**The data:**
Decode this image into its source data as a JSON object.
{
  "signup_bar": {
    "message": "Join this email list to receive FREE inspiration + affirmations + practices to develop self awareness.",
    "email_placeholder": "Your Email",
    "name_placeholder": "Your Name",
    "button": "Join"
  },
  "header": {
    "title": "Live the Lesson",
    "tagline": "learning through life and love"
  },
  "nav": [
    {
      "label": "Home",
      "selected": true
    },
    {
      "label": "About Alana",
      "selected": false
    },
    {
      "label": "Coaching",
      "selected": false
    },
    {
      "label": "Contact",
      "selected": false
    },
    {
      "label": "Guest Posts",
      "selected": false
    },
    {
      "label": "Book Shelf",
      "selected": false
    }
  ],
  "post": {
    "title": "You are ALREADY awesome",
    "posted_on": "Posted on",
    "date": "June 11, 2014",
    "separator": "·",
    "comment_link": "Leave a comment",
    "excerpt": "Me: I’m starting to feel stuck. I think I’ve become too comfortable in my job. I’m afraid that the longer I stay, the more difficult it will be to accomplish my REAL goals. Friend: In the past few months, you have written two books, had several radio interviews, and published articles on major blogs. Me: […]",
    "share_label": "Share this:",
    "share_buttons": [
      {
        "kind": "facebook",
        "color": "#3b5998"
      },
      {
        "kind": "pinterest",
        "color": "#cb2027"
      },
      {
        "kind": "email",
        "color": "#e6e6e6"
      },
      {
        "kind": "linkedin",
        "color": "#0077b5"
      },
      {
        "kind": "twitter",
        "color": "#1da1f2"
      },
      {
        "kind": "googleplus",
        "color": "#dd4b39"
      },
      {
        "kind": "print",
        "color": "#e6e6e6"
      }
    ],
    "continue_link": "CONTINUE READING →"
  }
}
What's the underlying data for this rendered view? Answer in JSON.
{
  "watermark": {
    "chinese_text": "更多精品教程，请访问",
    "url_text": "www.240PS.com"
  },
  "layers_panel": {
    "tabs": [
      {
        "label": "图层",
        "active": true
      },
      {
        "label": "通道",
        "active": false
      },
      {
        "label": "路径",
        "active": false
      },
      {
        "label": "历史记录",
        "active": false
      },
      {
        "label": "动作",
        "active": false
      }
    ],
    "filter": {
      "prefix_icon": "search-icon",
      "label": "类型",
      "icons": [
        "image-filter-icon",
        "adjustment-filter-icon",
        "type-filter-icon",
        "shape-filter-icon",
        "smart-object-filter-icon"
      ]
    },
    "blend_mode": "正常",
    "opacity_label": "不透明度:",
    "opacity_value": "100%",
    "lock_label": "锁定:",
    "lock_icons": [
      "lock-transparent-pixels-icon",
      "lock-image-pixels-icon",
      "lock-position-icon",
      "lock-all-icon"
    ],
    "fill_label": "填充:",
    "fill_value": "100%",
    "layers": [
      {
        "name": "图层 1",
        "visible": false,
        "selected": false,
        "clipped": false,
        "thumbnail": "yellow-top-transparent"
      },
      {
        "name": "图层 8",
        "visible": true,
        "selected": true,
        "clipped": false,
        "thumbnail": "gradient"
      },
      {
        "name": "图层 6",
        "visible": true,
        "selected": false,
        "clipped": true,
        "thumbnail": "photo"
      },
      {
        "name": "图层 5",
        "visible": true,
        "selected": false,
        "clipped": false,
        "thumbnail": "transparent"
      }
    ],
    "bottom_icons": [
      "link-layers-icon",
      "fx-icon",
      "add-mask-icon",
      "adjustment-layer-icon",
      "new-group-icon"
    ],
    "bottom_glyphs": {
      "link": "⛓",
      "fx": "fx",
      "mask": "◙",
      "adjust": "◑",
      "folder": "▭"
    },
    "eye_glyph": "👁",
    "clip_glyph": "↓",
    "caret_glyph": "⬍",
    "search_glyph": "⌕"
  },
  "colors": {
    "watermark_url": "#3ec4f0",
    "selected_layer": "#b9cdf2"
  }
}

**Given request:** Pull out all lines containing "thumbnail".

**Written solution:**
        "thumbnail": "yellow-top-transparent"
        "thumbnail": "gradient"
        "thumbnail": "photo"
        "thumbnail": "transparent"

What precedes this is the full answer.